What this task involves: Count the lines in the records below that contain the word "Explain", and reply with only that number.

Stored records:
==*==
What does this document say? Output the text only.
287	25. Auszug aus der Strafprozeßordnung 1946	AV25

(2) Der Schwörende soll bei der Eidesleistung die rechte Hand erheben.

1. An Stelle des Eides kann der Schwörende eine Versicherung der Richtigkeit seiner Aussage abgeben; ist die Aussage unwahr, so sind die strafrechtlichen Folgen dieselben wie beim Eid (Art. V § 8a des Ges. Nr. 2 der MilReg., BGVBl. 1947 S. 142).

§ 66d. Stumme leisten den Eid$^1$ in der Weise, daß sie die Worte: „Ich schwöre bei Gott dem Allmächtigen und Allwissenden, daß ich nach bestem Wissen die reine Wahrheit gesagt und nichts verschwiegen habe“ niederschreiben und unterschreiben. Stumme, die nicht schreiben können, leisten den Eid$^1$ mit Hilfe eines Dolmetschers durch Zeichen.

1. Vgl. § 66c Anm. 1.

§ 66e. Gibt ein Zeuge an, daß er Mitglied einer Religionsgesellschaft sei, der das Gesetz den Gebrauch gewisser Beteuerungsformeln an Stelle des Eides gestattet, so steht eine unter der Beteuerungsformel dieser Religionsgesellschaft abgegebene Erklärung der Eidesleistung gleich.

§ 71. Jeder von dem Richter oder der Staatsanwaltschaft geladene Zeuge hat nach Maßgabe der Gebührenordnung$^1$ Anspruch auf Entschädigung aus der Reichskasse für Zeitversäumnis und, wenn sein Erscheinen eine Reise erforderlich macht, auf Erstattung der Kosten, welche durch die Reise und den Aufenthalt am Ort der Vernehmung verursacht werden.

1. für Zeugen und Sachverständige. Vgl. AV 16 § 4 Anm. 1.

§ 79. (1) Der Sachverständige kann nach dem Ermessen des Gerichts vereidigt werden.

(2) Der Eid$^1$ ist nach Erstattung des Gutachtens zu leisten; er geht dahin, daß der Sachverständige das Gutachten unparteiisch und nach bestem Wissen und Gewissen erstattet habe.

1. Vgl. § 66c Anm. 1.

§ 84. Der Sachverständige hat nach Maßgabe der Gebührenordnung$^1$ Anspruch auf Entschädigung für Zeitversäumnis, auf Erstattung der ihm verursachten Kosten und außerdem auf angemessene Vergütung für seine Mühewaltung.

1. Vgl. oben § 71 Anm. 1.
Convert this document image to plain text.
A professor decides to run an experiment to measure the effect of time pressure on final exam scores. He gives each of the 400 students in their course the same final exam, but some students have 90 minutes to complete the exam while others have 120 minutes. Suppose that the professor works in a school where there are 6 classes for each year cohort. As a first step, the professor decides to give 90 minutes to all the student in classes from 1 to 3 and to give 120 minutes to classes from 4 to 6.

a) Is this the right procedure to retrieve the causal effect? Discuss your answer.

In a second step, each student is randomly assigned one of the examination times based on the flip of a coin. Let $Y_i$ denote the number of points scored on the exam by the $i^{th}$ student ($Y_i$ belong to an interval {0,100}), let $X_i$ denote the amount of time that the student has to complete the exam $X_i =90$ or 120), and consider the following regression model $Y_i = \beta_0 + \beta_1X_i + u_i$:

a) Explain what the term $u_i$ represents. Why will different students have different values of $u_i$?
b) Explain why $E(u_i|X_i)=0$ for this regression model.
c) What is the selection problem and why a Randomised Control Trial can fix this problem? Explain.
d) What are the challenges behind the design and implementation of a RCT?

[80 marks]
==*==
Response: 3